(Data shown):

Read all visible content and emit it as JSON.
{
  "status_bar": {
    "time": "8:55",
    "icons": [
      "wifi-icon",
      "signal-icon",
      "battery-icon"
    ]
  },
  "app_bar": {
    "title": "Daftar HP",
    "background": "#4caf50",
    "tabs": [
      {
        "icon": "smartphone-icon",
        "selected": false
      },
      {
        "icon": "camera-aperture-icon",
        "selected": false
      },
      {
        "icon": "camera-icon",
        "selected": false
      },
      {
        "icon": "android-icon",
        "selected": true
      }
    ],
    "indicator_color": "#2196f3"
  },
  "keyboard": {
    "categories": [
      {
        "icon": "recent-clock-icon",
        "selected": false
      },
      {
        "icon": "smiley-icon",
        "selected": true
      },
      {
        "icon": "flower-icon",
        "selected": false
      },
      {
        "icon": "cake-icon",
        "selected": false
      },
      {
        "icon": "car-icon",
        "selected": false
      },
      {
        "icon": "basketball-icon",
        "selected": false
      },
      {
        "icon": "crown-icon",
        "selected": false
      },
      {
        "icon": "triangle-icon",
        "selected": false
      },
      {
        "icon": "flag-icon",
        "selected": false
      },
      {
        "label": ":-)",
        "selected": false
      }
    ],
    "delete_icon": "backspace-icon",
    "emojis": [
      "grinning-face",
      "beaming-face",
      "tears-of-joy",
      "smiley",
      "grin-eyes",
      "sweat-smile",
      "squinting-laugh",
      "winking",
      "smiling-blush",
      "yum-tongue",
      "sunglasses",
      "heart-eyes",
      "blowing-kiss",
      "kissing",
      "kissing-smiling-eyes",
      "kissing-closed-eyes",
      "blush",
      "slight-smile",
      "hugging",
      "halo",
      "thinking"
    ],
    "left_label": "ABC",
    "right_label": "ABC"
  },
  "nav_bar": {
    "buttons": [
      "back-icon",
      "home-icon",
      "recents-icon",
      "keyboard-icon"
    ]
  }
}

(Directions): All of the entries must be quoted exactly; please include each one.

(The reply):
Read all visible content and emit it as JSON.
{
  "status_bar": {
    "time": "8:55",
    "icons": [
      "wifi-icon",
      "signal-icon",
      "battery-icon"
    ]
  },
  "app_bar": {
    "title": "Daftar HP",
    "background": "#4caf50",
    "tabs": [
      {
        "icon": "smartphone-icon",
        "selected": false
      },
      {
        "icon": "camera-aperture-icon",
        "selected": false
      },
      {
        "icon": "camera-icon",
        "selected": false
      },
      {
        "icon": "android-icon",
        "selected": true
      }
    ],
    "indicator_color": "#2196f3"
  },
  "keyboard": {
    "categories": [
      {
        "icon": "recent-clock-icon",
        "selected": false
      },
      {
        "icon": "smiley-icon",
        "selected": true
      },
      {
        "icon": "flower-icon",
        "selected": false
      },
      {
        "icon": "cake-icon",
        "selected": false
      },
      {
        "icon": "car-icon",
        "selected": false
      },
      {
        "icon": "basketball-icon",
        "selected": false
      },
      {
        "icon": "crown-icon",
        "selected": false
      },
      {
        "icon": "triangle-icon",
        "selected": false
      },
      {
        "icon": "flag-icon",
        "selected": false
      },
      {
        "label": ":-)",
        "selected": false
      }
    ],
    "delete_icon": "backspace-icon",
    "emojis": [
      "grinning-face",
      "beaming-face",
      "tears-of-joy",
      "smiley",
      "grin-eyes",
      "sweat-smile",
      "squinting-laugh",
      "winking",
      "smiling-blush",
      "yum-tongue",
      "sunglasses",
      "heart-eyes",
      "blowing-kiss",
      "kissing",
      "kissing-smiling-eyes",
      "kissing-closed-eyes",
      "blush",
      "slight-smile",
      "hugging",
      "halo",
      "thinking"
    ],
    "left_label": "ABC",
    "right_label": "ABC"
  },
  "nav_bar": {
    "buttons": [
      "back-icon",
      "home-icon",
      "recents-icon",
      "keyboard-icon"
    ]
  }
}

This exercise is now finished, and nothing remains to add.